(Dataset rows about figures)
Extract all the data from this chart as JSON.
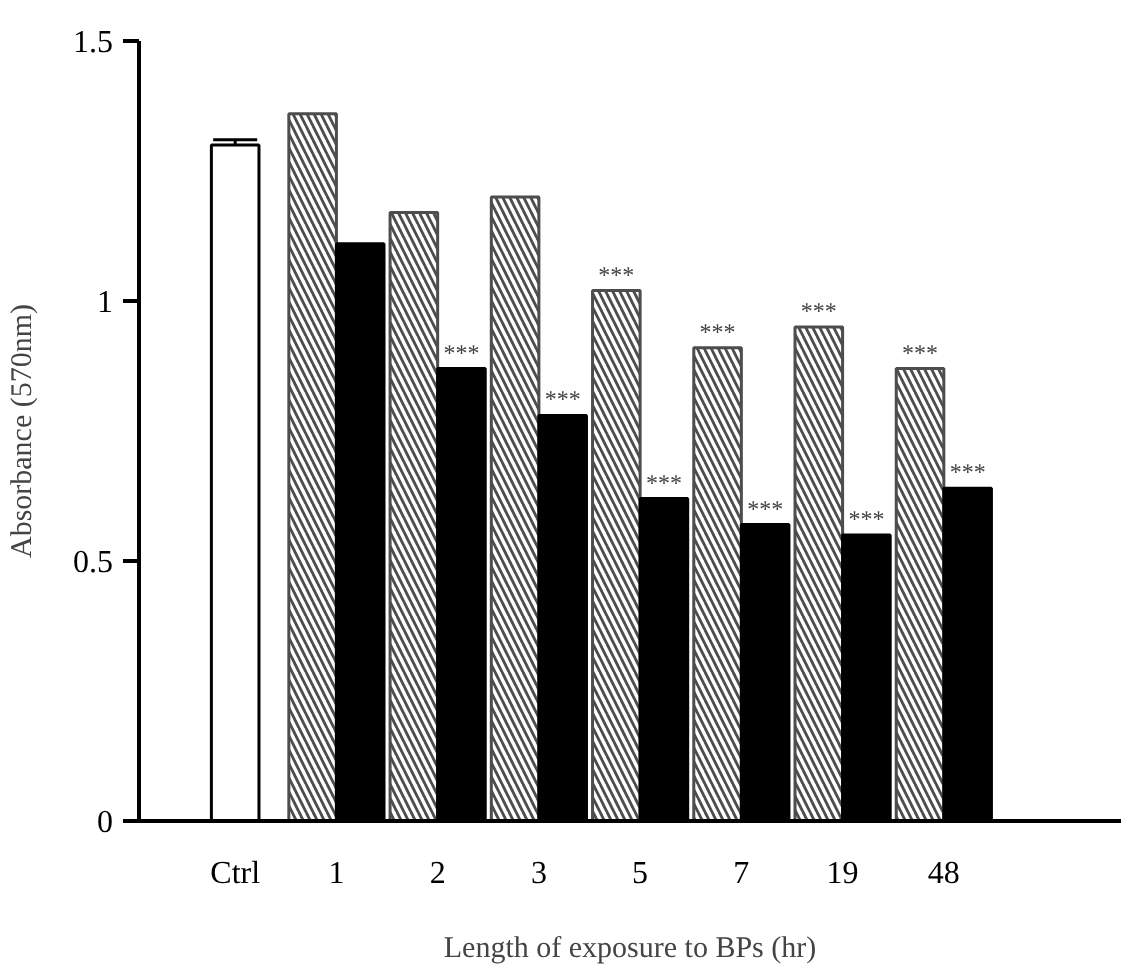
{
  "chart_data": {
    "type": "bar",
    "xlabel": "Length of exposure to BPs (hr)",
    "ylabel": "Absorbance (570nm)",
    "categories": [
      "Ctrl",
      "1",
      "2",
      "3",
      "5",
      "7",
      "19",
      "48"
    ],
    "series": [
      {
        "color": "#ffffff",
        "values": [
          1.3,
          null,
          null,
          null,
          null,
          null,
          null,
          null
        ],
        "errors": [
          0.01,
          null,
          null,
          null,
          null,
          null,
          null,
          null
        ]
      },
      {
        "color": "#4d4d4d",
        "values": [
          null,
          1.36,
          1.17,
          1.2,
          1.02,
          0.91,
          0.95,
          0.87
        ]
      },
      {
        "color": "#000000",
        "values": [
          null,
          1.11,
          0.87,
          0.78,
          0.62,
          0.57,
          0.55,
          0.64
        ]
      }
    ],
    "ylim": [
      0,
      1.5
    ],
    "yticks": [
      0,
      0.5,
      {
        "value": 1,
        "label": "1"
      },
      1.5
    ],
    "grid": false,
    "annotations": [
      {
        "text": "***",
        "x": "2",
        "y": 0.87
      },
      {
        "text": "***",
        "x": "3",
        "y": 0.78
      },
      {
        "text": "***",
        "x": "5",
        "y": 1.02
      },
      {
        "text": "***",
        "x": "5",
        "y": 0.62
      },
      {
        "text": "***",
        "x": "7",
        "y": 0.91
      },
      {
        "text": "***",
        "x": "7",
        "y": 0.57
      },
      {
        "text": "***",
        "x": "19",
        "y": 0.95
      },
      {
        "text": "***",
        "x": "19",
        "y": 0.55
      },
      {
        "text": "***",
        "x": "48",
        "y": 0.87
      },
      {
        "text": "***",
        "x": "48",
        "y": 0.64
      }
    ]
  }
}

PROMPT | Lines in the records that hold the word "color" are to be counted; give only the total.

CORRECT ANSWER | 3